Entries provided:
"""
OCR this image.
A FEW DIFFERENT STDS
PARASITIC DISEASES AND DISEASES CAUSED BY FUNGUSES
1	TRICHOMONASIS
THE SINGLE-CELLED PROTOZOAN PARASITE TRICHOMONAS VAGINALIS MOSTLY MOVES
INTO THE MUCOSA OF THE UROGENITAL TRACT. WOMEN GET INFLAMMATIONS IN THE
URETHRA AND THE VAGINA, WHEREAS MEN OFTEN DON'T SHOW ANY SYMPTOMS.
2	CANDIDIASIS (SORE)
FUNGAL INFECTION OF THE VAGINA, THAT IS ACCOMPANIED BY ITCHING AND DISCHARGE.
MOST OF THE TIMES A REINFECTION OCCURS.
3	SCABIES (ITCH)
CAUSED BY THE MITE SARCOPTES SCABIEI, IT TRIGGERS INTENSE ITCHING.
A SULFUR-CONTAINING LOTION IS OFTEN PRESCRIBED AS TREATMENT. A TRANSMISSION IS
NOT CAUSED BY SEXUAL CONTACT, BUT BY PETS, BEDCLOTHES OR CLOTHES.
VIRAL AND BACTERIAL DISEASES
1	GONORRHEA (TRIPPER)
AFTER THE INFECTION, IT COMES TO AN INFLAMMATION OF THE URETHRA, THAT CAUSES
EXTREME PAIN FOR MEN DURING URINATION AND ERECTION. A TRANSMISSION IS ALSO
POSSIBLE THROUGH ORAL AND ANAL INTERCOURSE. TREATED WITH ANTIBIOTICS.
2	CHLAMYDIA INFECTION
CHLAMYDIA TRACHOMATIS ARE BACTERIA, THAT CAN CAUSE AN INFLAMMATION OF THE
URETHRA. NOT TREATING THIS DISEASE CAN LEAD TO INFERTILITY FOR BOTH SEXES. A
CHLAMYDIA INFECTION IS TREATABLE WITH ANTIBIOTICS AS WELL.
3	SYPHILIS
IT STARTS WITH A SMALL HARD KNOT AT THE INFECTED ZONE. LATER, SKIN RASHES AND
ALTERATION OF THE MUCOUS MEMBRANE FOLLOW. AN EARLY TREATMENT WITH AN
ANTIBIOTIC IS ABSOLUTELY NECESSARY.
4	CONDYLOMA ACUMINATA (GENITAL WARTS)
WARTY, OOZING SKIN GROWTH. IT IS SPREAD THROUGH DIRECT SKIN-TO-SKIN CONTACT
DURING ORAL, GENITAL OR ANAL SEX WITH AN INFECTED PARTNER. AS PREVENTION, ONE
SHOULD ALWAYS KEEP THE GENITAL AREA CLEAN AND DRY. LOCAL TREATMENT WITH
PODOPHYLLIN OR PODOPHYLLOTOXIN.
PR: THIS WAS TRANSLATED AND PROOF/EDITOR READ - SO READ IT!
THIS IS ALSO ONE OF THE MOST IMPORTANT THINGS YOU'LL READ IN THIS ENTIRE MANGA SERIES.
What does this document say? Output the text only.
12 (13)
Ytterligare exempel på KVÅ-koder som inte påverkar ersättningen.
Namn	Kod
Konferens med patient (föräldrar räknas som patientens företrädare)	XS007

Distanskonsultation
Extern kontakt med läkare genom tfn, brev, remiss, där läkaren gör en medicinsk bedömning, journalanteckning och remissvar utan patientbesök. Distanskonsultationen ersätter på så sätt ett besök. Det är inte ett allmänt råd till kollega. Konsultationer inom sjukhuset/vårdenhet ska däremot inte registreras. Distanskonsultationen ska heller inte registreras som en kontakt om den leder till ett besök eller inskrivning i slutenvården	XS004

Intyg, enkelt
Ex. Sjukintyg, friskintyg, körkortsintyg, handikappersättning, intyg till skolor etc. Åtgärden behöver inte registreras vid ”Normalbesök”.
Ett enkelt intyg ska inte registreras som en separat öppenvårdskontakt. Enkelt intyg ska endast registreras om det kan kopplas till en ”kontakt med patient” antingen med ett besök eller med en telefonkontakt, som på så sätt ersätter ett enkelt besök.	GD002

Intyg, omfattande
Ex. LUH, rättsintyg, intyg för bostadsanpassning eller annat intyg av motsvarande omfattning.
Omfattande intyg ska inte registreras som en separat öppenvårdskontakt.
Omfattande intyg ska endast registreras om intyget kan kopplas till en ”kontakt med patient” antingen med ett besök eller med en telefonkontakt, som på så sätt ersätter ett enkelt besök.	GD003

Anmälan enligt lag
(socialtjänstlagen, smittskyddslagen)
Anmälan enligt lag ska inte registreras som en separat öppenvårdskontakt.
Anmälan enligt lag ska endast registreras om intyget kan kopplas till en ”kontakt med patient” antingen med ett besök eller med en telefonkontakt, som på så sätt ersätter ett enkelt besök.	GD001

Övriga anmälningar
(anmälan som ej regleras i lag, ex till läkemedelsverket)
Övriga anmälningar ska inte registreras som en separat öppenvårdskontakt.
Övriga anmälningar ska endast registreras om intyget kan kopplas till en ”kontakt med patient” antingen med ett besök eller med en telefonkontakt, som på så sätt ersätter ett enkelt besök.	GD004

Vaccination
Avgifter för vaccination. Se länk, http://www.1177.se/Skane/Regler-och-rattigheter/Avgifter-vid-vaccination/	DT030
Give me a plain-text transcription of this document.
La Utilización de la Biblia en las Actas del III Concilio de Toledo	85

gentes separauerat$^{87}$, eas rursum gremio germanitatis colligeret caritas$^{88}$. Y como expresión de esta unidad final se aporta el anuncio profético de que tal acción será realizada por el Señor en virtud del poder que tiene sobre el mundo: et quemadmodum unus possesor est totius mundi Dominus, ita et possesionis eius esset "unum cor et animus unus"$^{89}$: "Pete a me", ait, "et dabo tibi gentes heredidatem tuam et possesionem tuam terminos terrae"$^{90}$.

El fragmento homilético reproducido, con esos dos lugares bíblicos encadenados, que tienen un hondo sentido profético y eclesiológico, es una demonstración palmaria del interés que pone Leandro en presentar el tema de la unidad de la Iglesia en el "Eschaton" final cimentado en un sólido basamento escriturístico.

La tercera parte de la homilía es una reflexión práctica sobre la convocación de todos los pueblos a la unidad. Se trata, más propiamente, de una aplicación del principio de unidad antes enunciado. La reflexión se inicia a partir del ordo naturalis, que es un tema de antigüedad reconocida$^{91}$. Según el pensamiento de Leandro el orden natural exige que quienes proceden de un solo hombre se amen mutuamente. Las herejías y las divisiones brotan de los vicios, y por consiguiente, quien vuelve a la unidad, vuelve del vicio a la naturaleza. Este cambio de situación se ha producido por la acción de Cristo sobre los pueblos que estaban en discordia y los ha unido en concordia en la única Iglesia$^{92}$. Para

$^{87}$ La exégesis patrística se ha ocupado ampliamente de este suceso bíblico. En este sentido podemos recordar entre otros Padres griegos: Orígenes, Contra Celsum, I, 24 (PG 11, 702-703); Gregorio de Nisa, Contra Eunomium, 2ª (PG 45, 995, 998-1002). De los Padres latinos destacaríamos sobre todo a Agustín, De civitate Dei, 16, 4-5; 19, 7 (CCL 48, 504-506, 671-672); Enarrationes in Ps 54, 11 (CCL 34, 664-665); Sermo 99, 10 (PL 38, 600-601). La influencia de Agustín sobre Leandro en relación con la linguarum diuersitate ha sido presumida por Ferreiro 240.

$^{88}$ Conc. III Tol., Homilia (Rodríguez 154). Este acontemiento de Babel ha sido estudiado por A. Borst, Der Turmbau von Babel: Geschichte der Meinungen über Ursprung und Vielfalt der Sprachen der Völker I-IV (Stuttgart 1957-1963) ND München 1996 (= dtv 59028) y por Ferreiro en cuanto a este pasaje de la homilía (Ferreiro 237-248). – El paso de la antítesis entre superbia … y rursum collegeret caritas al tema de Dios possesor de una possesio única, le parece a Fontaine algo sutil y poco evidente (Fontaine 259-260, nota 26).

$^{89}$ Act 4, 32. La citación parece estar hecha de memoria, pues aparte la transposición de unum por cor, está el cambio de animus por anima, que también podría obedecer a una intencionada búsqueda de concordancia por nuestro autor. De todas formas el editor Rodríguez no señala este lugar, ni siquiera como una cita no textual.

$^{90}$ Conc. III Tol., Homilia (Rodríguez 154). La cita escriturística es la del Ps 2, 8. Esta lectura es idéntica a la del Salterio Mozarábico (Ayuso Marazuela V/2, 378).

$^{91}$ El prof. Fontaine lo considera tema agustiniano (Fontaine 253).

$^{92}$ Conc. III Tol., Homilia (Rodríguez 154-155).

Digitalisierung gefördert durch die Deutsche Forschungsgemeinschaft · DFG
"""
Task instructions: Find each line in the listing above that contains "Övriga", and copy that line.

Task answer:
Övriga anmälningar
Övriga anmälningar ska inte registreras som en separat öppenvårdskontakt.
Övriga anmälningar ska endast registreras om intyget kan kopplas till en ”kontakt med patient” antingen med ett besök eller med en telefonkontakt, som på så sätt ersätter ett enkelt besök.	GD004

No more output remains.